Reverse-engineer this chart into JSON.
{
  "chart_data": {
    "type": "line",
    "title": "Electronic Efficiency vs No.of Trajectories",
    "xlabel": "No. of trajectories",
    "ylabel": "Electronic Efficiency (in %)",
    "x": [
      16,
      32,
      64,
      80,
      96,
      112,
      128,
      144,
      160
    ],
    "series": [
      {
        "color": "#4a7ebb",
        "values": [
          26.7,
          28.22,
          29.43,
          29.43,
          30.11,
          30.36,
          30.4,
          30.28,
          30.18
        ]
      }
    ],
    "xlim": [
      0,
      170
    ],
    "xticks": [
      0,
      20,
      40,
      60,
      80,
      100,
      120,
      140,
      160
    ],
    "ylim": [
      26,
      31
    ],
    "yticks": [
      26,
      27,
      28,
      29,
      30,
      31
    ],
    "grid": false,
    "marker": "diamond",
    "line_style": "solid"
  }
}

* * * * *

### EXERCISE TASK
List all lines holding the string "Electronic".

### FULL SOLUTION
    "title": "Electronic Efficiency vs No.of Trajectories",
    "ylabel": "Electronic Efficiency (in %)",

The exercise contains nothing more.